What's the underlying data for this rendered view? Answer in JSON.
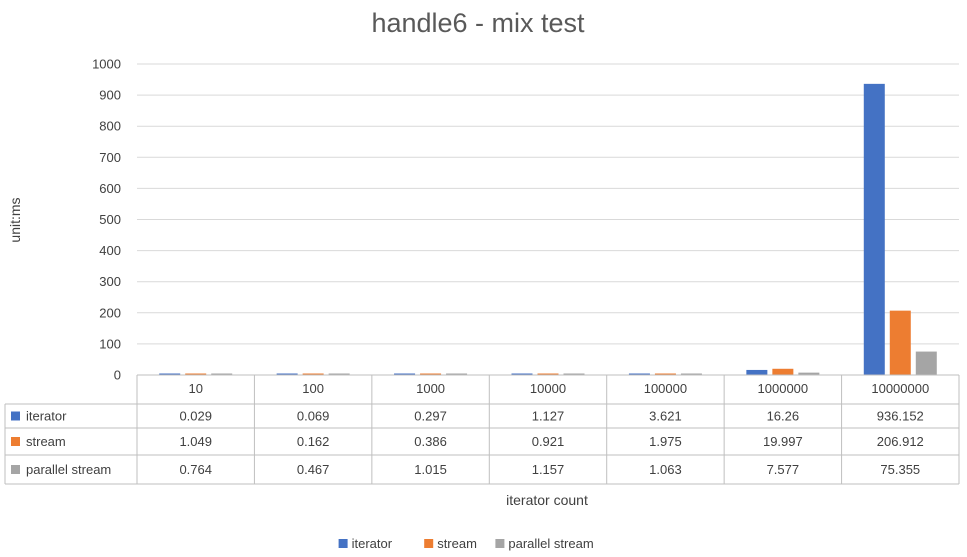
{
  "chart_data": {
    "type": "bar",
    "title": "handle6 - mix test",
    "xlabel": "iterator count",
    "ylabel": "unit:ms",
    "ylim": [
      0,
      1000
    ],
    "yticks": [
      0,
      100,
      200,
      300,
      400,
      500,
      600,
      700,
      800,
      900,
      1000
    ],
    "grid": true,
    "legend_position": "bottom",
    "categories": [
      "10",
      "100",
      "1000",
      "10000",
      "100000",
      "1000000",
      "10000000"
    ],
    "series": [
      {
        "name": "iterator",
        "color": "#4472C4",
        "values": [
          0.029,
          0.069,
          0.297,
          1.127,
          3.621,
          16.26,
          936.152
        ],
        "labels": [
          "0.029",
          "0.069",
          "0.297",
          "1.127",
          "3.621",
          "16.26",
          "936.152"
        ]
      },
      {
        "name": "stream",
        "color": "#ED7D31",
        "values": [
          1.049,
          0.162,
          0.386,
          0.921,
          1.975,
          19.997,
          206.912
        ],
        "labels": [
          "1.049",
          "0.162",
          "0.386",
          "0.921",
          "1.975",
          "19.997",
          "206.912"
        ]
      },
      {
        "name": "parallel stream",
        "color": "#A5A5A5",
        "values": [
          0.764,
          0.467,
          1.015,
          1.157,
          1.063,
          7.577,
          75.355
        ],
        "labels": [
          "0.764",
          "0.467",
          "1.015",
          "1.157",
          "1.063",
          "7.577",
          "75.355"
        ]
      }
    ]
  }
}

□ □ □

* _WHAT TO DO_
Transcribe all the lines above exactly, apart from the pictures.

* _FINISHED ANSWER_
What's the underlying data for this rendered view? Answer in JSON.
{
  "chart_data": {
    "type": "bar",
    "title": "handle6 - mix test",
    "xlabel": "iterator count",
    "ylabel": "unit:ms",
    "ylim": [
      0,
      1000
    ],
    "yticks": [
      0,
      100,
      200,
      300,
      400,
      500,
      600,
      700,
      800,
      900,
      1000
    ],
    "grid": true,
    "legend_position": "bottom",
    "categories": [
      "10",
      "100",
      "1000",
      "10000",
      "100000",
      "1000000",
      "10000000"
    ],
    "series": [
      {
        "name": "iterator",
        "color": "#4472C4",
        "values": [
          0.029,
          0.069,
          0.297,
          1.127,
          3.621,
          16.26,
          936.152
        ],
        "labels": [
          "0.029",
          "0.069",
          "0.297",
          "1.127",
          "3.621",
          "16.26",
          "936.152"
        ]
      },
      {
        "name": "stream",
        "color": "#ED7D31",
        "values": [
          1.049,
          0.162,
          0.386,
          0.921,
          1.975,
          19.997,
          206.912
        ],
        "labels": [
          "1.049",
          "0.162",
          "0.386",
          "0.921",
          "1.975",
          "19.997",
          "206.912"
        ]
      },
      {
        "name": "parallel stream",
        "color": "#A5A5A5",
        "values": [
          0.764,
          0.467,
          1.015,
          1.157,
          1.063,
          7.577,
          75.355
        ],
        "labels": [
          "0.764",
          "0.467",
          "1.015",
          "1.157",
          "1.063",
          "7.577",
          "75.355"
        ]
      }
    ]
  }
}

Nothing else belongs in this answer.